* begin EXERCISE MATERIALS *

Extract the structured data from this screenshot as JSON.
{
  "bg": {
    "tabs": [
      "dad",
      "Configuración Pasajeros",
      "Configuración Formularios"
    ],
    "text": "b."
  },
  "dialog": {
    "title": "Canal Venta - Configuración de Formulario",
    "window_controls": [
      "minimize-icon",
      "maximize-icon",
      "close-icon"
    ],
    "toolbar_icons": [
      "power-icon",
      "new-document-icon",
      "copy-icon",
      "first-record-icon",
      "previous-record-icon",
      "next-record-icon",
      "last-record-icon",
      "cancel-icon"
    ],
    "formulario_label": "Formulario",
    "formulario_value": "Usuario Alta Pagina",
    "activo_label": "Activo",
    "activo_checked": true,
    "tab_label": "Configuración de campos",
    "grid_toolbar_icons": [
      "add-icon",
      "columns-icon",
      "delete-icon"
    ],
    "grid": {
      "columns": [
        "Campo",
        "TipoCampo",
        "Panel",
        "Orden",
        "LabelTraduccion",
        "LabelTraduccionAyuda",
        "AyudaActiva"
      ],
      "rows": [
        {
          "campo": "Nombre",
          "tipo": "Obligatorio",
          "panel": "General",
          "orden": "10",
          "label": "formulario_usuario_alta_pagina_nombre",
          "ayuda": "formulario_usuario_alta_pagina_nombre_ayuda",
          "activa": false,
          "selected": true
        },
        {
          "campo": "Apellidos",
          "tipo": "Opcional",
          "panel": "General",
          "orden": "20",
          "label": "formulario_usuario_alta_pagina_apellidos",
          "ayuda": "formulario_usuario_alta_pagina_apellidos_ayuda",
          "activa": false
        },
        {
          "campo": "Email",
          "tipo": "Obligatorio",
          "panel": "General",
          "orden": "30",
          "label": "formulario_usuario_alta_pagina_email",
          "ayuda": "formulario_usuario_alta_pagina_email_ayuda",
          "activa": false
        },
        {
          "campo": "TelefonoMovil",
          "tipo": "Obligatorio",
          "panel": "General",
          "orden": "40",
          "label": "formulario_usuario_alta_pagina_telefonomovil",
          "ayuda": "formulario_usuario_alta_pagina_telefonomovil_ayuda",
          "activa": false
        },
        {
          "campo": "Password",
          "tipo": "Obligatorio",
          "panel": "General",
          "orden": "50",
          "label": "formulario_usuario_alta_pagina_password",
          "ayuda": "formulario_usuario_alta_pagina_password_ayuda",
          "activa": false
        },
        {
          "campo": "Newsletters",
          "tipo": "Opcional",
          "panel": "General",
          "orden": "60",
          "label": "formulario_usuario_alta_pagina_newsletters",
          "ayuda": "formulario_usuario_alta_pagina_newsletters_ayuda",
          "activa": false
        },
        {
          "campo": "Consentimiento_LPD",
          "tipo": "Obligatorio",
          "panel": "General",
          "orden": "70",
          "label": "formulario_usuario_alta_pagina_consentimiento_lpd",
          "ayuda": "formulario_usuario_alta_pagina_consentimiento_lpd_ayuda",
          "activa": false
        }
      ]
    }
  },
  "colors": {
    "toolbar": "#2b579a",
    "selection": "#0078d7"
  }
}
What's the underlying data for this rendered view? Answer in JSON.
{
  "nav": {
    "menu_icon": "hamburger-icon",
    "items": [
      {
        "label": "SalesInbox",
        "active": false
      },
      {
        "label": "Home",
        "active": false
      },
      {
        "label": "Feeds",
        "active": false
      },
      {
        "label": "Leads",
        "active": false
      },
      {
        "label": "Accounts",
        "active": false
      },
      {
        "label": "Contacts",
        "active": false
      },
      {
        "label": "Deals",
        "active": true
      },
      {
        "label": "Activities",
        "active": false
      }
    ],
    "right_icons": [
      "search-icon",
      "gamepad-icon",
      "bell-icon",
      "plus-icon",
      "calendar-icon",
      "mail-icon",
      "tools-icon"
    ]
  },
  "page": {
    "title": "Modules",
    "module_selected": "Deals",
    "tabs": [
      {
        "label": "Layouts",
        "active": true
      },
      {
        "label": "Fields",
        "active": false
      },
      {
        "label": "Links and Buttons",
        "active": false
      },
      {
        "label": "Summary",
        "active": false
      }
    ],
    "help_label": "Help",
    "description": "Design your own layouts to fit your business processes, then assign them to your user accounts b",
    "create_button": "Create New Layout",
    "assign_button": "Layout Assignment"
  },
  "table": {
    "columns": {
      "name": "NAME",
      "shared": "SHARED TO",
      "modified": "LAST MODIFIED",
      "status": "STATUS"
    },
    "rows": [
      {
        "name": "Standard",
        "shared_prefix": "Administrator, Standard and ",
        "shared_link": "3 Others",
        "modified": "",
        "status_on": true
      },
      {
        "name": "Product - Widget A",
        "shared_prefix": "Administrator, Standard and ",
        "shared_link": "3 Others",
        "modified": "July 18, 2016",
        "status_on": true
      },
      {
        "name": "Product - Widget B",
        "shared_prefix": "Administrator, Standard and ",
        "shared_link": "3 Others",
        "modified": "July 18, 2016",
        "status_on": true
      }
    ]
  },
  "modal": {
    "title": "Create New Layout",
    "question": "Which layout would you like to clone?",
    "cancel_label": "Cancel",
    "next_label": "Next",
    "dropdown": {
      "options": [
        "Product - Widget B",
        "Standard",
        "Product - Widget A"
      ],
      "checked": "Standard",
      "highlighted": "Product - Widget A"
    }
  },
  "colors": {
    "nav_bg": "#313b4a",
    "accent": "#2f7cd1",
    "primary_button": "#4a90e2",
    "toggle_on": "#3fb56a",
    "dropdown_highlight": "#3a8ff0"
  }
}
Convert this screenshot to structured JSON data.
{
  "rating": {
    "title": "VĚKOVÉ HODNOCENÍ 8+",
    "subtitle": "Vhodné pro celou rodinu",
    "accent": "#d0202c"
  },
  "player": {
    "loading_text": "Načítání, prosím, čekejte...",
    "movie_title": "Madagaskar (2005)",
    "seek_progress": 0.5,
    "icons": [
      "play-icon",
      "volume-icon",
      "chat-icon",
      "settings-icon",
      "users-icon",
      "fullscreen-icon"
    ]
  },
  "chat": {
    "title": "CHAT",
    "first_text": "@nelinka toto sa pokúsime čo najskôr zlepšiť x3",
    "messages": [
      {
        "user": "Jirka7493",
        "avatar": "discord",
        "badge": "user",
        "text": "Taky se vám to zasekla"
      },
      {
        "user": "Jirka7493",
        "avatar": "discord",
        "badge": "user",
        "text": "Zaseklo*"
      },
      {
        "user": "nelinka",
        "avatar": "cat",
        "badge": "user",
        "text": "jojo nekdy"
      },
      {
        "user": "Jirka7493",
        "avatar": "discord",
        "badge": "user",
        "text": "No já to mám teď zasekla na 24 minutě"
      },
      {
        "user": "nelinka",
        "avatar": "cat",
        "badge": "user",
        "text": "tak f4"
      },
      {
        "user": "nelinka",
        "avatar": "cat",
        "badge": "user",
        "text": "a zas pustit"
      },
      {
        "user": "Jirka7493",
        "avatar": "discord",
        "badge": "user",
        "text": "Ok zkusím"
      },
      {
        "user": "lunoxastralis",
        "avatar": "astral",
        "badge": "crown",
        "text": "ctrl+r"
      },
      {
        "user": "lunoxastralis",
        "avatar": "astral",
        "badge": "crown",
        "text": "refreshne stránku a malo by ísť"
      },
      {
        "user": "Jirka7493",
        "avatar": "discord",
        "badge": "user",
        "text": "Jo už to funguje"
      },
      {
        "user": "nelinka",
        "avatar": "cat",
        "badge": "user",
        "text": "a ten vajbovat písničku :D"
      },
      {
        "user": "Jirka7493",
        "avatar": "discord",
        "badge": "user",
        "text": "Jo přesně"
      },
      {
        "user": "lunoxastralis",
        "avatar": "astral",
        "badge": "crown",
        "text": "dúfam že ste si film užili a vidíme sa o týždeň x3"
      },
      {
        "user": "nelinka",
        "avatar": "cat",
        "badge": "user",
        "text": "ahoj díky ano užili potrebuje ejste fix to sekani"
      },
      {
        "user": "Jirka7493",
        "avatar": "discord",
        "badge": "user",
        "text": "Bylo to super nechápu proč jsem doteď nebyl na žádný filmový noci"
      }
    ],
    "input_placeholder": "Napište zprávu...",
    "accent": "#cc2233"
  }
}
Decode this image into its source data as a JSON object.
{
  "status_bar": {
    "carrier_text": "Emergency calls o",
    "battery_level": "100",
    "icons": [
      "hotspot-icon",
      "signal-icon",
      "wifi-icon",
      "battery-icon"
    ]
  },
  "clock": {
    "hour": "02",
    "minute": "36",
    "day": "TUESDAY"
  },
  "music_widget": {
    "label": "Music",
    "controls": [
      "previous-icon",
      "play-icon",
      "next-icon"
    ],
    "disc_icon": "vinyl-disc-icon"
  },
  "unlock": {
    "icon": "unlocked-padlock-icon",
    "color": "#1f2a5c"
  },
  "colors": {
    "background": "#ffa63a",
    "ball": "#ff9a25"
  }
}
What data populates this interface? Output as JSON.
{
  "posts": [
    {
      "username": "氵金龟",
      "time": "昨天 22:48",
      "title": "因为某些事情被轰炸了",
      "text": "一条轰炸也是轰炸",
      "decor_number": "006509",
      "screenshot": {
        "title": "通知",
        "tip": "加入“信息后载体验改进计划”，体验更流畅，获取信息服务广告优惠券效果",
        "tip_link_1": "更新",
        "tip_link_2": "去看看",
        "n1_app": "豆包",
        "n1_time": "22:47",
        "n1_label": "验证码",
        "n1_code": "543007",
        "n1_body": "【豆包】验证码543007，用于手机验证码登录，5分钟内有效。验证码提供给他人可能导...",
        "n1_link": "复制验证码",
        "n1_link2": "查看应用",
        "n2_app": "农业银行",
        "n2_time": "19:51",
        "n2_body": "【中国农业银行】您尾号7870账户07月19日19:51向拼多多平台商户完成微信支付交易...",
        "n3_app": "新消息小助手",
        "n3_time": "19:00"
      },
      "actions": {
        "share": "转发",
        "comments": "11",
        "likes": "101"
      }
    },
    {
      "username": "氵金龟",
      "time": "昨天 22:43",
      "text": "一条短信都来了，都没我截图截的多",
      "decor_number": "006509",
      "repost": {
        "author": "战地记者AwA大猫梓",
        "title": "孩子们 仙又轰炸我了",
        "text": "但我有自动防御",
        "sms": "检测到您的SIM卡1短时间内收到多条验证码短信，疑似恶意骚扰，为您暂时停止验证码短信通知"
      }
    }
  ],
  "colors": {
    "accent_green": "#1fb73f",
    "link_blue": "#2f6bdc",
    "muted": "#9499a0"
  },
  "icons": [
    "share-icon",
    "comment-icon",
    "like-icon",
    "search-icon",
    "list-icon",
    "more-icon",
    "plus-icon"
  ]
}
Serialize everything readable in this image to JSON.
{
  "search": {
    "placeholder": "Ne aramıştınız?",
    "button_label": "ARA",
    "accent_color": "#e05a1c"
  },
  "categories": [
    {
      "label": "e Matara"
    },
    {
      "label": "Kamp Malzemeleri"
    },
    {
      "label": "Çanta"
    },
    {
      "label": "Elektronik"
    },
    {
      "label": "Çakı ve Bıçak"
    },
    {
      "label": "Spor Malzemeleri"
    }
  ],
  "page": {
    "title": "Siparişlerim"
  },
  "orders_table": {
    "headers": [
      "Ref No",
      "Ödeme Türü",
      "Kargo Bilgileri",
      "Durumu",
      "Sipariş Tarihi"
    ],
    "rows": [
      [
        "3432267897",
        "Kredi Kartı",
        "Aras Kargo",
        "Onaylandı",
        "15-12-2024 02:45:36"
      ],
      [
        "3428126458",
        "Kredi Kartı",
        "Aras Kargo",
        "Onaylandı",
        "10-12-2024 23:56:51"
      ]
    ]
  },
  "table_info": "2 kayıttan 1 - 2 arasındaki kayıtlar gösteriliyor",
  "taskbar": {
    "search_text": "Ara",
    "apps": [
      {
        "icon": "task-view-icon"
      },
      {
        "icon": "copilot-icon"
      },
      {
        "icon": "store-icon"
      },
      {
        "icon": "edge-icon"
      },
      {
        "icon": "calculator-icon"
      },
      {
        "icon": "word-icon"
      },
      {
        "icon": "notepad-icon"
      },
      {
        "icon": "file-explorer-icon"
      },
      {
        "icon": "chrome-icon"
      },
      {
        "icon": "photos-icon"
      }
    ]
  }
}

* end EXERCISE MATERIALS *

[TASK INSTRUCTIONS]
Select all lines in the listing that include the word "previous".

[EXERCISE OUTPUT]
      "previous-record-icon",
      "previous-icon",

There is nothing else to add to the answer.